- _Short exercise_
Write the next part of the Halloween movie write-up about CRIMSON PEAK, starting right after its last line, the heading "CRIMSON PEAK (2015)".

- _Page excerpt_

Tuesday, October 27, 2015

Movies You Already Should've Seen: CRIMSON PEAK

at 2:00 PM
Our Halloween "Spook-tacular" this year is now underway! We'll be checking out three movies loosely premised on the Dracula model (foreigner in a haunted castle preys on society people of the late 19th century), starting with the brand new CRIMSON PEAK (2015), ending on DRACULA (1931), and stopping midway in between for THE HAUNTED PALACE (1963). Along the way we'll be menaced by two of the most popular horror actors of all time along with a third who has a chance of entering those ranks.

VAGUE SPOILERS FOLLOW. PRETTY SURE WE DON'T ACTUALLY REVEAL THE TWIST(S?!).

CRIMSON PEAK (2015)

- _Dataset rows_
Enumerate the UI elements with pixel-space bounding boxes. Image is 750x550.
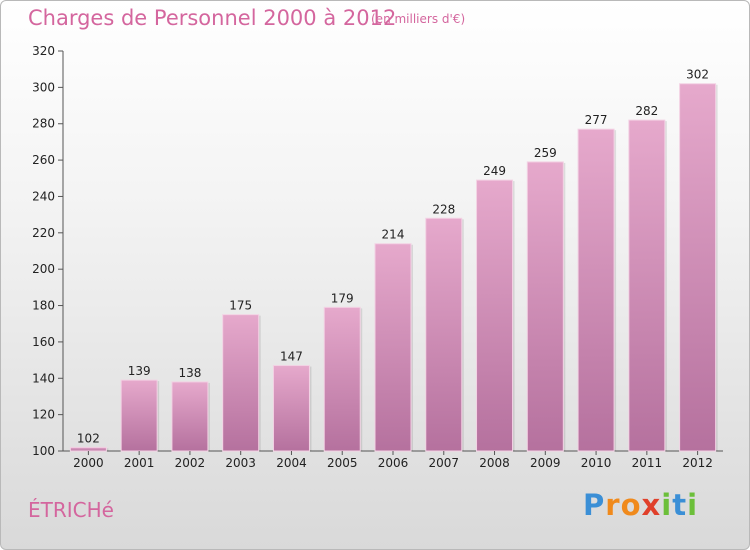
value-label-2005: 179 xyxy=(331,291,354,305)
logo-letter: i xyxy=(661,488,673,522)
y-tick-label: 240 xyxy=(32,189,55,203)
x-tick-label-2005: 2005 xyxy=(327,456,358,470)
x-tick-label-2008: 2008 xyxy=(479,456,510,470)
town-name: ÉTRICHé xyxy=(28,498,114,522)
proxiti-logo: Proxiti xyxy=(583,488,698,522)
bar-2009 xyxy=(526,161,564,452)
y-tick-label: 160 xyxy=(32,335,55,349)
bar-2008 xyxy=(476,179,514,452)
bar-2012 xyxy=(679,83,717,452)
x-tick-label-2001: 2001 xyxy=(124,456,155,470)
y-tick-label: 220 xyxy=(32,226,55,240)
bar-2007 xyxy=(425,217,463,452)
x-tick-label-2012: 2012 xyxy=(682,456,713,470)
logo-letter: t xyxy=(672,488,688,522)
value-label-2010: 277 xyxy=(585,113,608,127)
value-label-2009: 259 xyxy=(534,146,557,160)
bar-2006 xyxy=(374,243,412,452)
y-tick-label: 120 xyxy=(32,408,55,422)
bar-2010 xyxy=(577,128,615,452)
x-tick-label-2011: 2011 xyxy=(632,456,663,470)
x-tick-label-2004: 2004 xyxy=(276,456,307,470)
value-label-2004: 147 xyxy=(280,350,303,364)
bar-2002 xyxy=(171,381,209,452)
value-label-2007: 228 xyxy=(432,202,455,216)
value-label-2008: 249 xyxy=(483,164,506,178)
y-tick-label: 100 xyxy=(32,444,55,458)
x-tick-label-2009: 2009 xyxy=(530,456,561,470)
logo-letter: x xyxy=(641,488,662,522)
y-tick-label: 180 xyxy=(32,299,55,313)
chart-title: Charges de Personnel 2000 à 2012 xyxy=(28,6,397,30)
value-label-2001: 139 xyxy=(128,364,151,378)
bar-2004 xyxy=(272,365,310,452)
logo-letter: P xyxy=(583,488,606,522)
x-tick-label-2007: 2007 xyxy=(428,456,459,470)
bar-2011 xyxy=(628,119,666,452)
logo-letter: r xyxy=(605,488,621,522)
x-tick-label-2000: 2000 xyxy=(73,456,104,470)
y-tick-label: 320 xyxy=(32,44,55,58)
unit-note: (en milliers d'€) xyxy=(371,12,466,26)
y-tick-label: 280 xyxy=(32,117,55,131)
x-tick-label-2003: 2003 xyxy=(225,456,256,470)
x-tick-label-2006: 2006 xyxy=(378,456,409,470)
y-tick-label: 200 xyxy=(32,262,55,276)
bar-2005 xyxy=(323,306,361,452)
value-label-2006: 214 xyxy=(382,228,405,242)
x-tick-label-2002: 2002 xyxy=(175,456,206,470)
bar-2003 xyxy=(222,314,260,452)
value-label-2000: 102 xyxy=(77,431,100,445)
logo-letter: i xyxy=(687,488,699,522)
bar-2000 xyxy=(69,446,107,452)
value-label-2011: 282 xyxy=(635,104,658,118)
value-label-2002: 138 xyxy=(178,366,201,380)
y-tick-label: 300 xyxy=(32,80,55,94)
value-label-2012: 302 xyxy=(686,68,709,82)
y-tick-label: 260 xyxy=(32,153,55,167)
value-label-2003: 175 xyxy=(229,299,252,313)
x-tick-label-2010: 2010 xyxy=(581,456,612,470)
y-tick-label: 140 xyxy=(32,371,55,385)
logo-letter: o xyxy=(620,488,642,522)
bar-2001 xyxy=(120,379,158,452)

- _Reply to the exercise_
Directed by: Guillermo del Toro
Written by: Guillermo del Toro, Matthew Robbins

CRIMSON PEAK in one sentence:
Yourself: BEAUTY AND THE BEAST for goth babies. (hey, that was a real description!)

Golem: The story of a crush on Tom Hiddleston.

Here's a story about me and CRIMSON PEAK:
Yourself: For an outright not-fan, I've seen most of del Toro's films. Okay IMO, the only strong opinion I have about the guy is I wish I had a stronger opinion.

Golem: Tom Hiddleston seemed okay in THOR, but I blame that on THOR itself. I went in curious how he'd fit in a serious film.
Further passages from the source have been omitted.